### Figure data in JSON
◇ ◇ ◇ ◇ ◇ ◇ ◇

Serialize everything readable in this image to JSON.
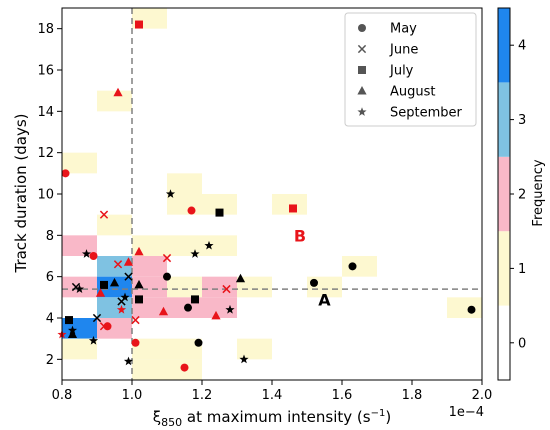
{
  "chart_data": {
    "type": "scatter",
    "xlabel_main": "ξ",
    "xlabel_sub": "850",
    "xlabel_rest": " at maximum intensity (s",
    "xlabel_sup": "−1",
    "xlabel_close": ")",
    "x_multiplier_label": "1e−4",
    "ylabel": "Track duration (days)",
    "xlim": [
      0.8,
      2.0
    ],
    "ylim": [
      1,
      19
    ],
    "x_ticks": [
      {
        "value": 0.8,
        "label": "0.8"
      },
      {
        "value": 1.0,
        "label": "1.0"
      },
      {
        "value": 1.2,
        "label": "1.2"
      },
      {
        "value": 1.4,
        "label": "1.4"
      },
      {
        "value": 1.6,
        "label": "1.6"
      },
      {
        "value": 1.8,
        "label": "1.8"
      },
      {
        "value": 2.0,
        "label": "2.0"
      }
    ],
    "y_ticks": [
      {
        "value": 2,
        "label": "2"
      },
      {
        "value": 4,
        "label": "4"
      },
      {
        "value": 6,
        "label": "6"
      },
      {
        "value": 8,
        "label": "8"
      },
      {
        "value": 10,
        "label": "10"
      },
      {
        "value": 12,
        "label": "12"
      },
      {
        "value": 14,
        "label": "14"
      },
      {
        "value": 16,
        "label": "16"
      },
      {
        "value": 18,
        "label": "18"
      }
    ],
    "ref_lines": {
      "x": 1.0,
      "y": 5.4
    },
    "colors": {
      "black": "#000000",
      "red": "#e8141a"
    },
    "colorbar": {
      "label": "Frequency",
      "ticks": [
        {
          "value": 0,
          "label": "0"
        },
        {
          "value": 1,
          "label": "1"
        },
        {
          "value": 2,
          "label": "2"
        },
        {
          "value": 3,
          "label": "3"
        },
        {
          "value": 4,
          "label": "4"
        }
      ],
      "range": [
        -0.5,
        4.5
      ],
      "bands": [
        {
          "from": -0.5,
          "to": 0.5,
          "color": "#ffffff"
        },
        {
          "from": 0.5,
          "to": 1.5,
          "color": "#fdf8d0"
        },
        {
          "from": 1.5,
          "to": 2.5,
          "color": "#f9b8c8"
        },
        {
          "from": 2.5,
          "to": 3.5,
          "color": "#7fc2e2"
        },
        {
          "from": 3.5,
          "to": 4.5,
          "color": "#1f86ee"
        }
      ]
    },
    "heatmap": {
      "bin_width_x": 0.1,
      "bin_height_y": 1.0,
      "cells": [
        {
          "x": 1.0,
          "y": 18,
          "v": 1
        },
        {
          "x": 0.9,
          "y": 14,
          "v": 1
        },
        {
          "x": 0.8,
          "y": 11,
          "v": 1
        },
        {
          "x": 1.1,
          "y": 10,
          "v": 1
        },
        {
          "x": 1.1,
          "y": 9,
          "v": 1
        },
        {
          "x": 1.2,
          "y": 9,
          "v": 1
        },
        {
          "x": 1.4,
          "y": 9,
          "v": 1
        },
        {
          "x": 0.9,
          "y": 8,
          "v": 1
        },
        {
          "x": 0.8,
          "y": 7,
          "v": 2
        },
        {
          "x": 1.0,
          "y": 7,
          "v": 1
        },
        {
          "x": 1.1,
          "y": 7,
          "v": 1
        },
        {
          "x": 1.2,
          "y": 7,
          "v": 1
        },
        {
          "x": 0.9,
          "y": 6,
          "v": 3
        },
        {
          "x": 1.0,
          "y": 6,
          "v": 2
        },
        {
          "x": 1.6,
          "y": 6,
          "v": 1
        },
        {
          "x": 0.8,
          "y": 5,
          "v": 2
        },
        {
          "x": 0.9,
          "y": 5,
          "v": 4
        },
        {
          "x": 1.0,
          "y": 5,
          "v": 2
        },
        {
          "x": 1.1,
          "y": 5,
          "v": 1
        },
        {
          "x": 1.2,
          "y": 5,
          "v": 2
        },
        {
          "x": 1.3,
          "y": 5,
          "v": 1
        },
        {
          "x": 1.5,
          "y": 5,
          "v": 1
        },
        {
          "x": 0.9,
          "y": 4,
          "v": 3
        },
        {
          "x": 1.0,
          "y": 4,
          "v": 2
        },
        {
          "x": 1.1,
          "y": 4,
          "v": 2
        },
        {
          "x": 1.2,
          "y": 4,
          "v": 2
        },
        {
          "x": 1.9,
          "y": 4,
          "v": 1
        },
        {
          "x": 0.8,
          "y": 3,
          "v": 4
        },
        {
          "x": 0.9,
          "y": 3,
          "v": 2
        },
        {
          "x": 0.8,
          "y": 2,
          "v": 1
        },
        {
          "x": 1.0,
          "y": 2,
          "v": 1
        },
        {
          "x": 1.1,
          "y": 2,
          "v": 1
        },
        {
          "x": 1.3,
          "y": 2,
          "v": 1
        },
        {
          "x": 1.0,
          "y": 1,
          "v": 1
        },
        {
          "x": 1.1,
          "y": 1,
          "v": 1
        }
      ]
    },
    "legend": {
      "placement": "top-right",
      "items": [
        {
          "marker": "circle",
          "label": "May"
        },
        {
          "marker": "x",
          "label": "June"
        },
        {
          "marker": "square",
          "label": "July"
        },
        {
          "marker": "triangle",
          "label": "August"
        },
        {
          "marker": "star",
          "label": "September"
        }
      ]
    },
    "points": [
      {
        "x": 0.81,
        "y": 11.0,
        "marker": "circle",
        "color": "red"
      },
      {
        "x": 0.89,
        "y": 7.0,
        "marker": "circle",
        "color": "red"
      },
      {
        "x": 0.93,
        "y": 3.6,
        "marker": "circle",
        "color": "red"
      },
      {
        "x": 1.01,
        "y": 2.8,
        "marker": "circle",
        "color": "red"
      },
      {
        "x": 1.15,
        "y": 1.6,
        "marker": "circle",
        "color": "red"
      },
      {
        "x": 1.17,
        "y": 9.2,
        "marker": "circle",
        "color": "red"
      },
      {
        "x": 1.1,
        "y": 6.0,
        "marker": "circle",
        "color": "black"
      },
      {
        "x": 1.16,
        "y": 4.5,
        "marker": "circle",
        "color": "black"
      },
      {
        "x": 1.19,
        "y": 2.8,
        "marker": "circle",
        "color": "black"
      },
      {
        "x": 1.52,
        "y": 5.7,
        "marker": "circle",
        "color": "black"
      },
      {
        "x": 1.63,
        "y": 6.5,
        "marker": "circle",
        "color": "black"
      },
      {
        "x": 1.97,
        "y": 4.4,
        "marker": "circle",
        "color": "black"
      },
      {
        "x": 0.84,
        "y": 5.5,
        "marker": "x",
        "color": "black"
      },
      {
        "x": 0.9,
        "y": 4.0,
        "marker": "x",
        "color": "black"
      },
      {
        "x": 0.97,
        "y": 4.8,
        "marker": "x",
        "color": "black"
      },
      {
        "x": 0.99,
        "y": 6.0,
        "marker": "x",
        "color": "black"
      },
      {
        "x": 0.92,
        "y": 9.0,
        "marker": "x",
        "color": "red"
      },
      {
        "x": 0.96,
        "y": 6.6,
        "marker": "x",
        "color": "red"
      },
      {
        "x": 0.92,
        "y": 3.6,
        "marker": "x",
        "color": "red"
      },
      {
        "x": 1.1,
        "y": 6.9,
        "marker": "x",
        "color": "red"
      },
      {
        "x": 1.27,
        "y": 5.4,
        "marker": "x",
        "color": "red"
      },
      {
        "x": 1.01,
        "y": 3.9,
        "marker": "x",
        "color": "red"
      },
      {
        "x": 0.82,
        "y": 3.9,
        "marker": "square",
        "color": "black"
      },
      {
        "x": 0.92,
        "y": 5.6,
        "marker": "square",
        "color": "black"
      },
      {
        "x": 1.02,
        "y": 4.9,
        "marker": "square",
        "color": "black"
      },
      {
        "x": 1.18,
        "y": 4.9,
        "marker": "square",
        "color": "black"
      },
      {
        "x": 1.25,
        "y": 9.1,
        "marker": "square",
        "color": "black"
      },
      {
        "x": 1.02,
        "y": 18.2,
        "marker": "square",
        "color": "red"
      },
      {
        "x": 1.46,
        "y": 9.3,
        "marker": "square",
        "color": "red"
      },
      {
        "x": 0.95,
        "y": 5.7,
        "marker": "triangle",
        "color": "black"
      },
      {
        "x": 0.83,
        "y": 3.2,
        "marker": "triangle",
        "color": "black"
      },
      {
        "x": 1.02,
        "y": 5.6,
        "marker": "triangle",
        "color": "black"
      },
      {
        "x": 1.31,
        "y": 5.9,
        "marker": "triangle",
        "color": "black"
      },
      {
        "x": 0.96,
        "y": 14.9,
        "marker": "triangle",
        "color": "red"
      },
      {
        "x": 0.91,
        "y": 5.2,
        "marker": "triangle",
        "color": "red"
      },
      {
        "x": 0.99,
        "y": 6.7,
        "marker": "triangle",
        "color": "red"
      },
      {
        "x": 1.02,
        "y": 7.2,
        "marker": "triangle",
        "color": "red"
      },
      {
        "x": 1.09,
        "y": 4.3,
        "marker": "triangle",
        "color": "red"
      },
      {
        "x": 1.24,
        "y": 4.1,
        "marker": "triangle",
        "color": "red"
      },
      {
        "x": 0.87,
        "y": 7.1,
        "marker": "star",
        "color": "black"
      },
      {
        "x": 0.85,
        "y": 5.4,
        "marker": "star",
        "color": "black"
      },
      {
        "x": 0.83,
        "y": 3.4,
        "marker": "star",
        "color": "black"
      },
      {
        "x": 0.89,
        "y": 2.9,
        "marker": "star",
        "color": "black"
      },
      {
        "x": 0.98,
        "y": 5.0,
        "marker": "star",
        "color": "black"
      },
      {
        "x": 0.99,
        "y": 1.9,
        "marker": "star",
        "color": "black"
      },
      {
        "x": 1.11,
        "y": 10.0,
        "marker": "star",
        "color": "black"
      },
      {
        "x": 1.18,
        "y": 7.1,
        "marker": "star",
        "color": "black"
      },
      {
        "x": 1.22,
        "y": 7.5,
        "marker": "star",
        "color": "black"
      },
      {
        "x": 1.28,
        "y": 4.4,
        "marker": "star",
        "color": "black"
      },
      {
        "x": 1.32,
        "y": 2.0,
        "marker": "star",
        "color": "black"
      },
      {
        "x": 0.97,
        "y": 4.4,
        "marker": "star",
        "color": "red"
      },
      {
        "x": 0.8,
        "y": 3.2,
        "marker": "star",
        "color": "red"
      }
    ],
    "annotations": [
      {
        "text": "A",
        "x": 1.55,
        "y": 4.6,
        "color": "#000000"
      },
      {
        "text": "B",
        "x": 1.48,
        "y": 7.7,
        "color": "#e8141a"
      }
    ]
  }
}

◇ ◇ ◇ ◇ ◇ ◇ ◇

### Task requirements
Say how many lines contain the string "from", giving nothing but the count.

### Solution
5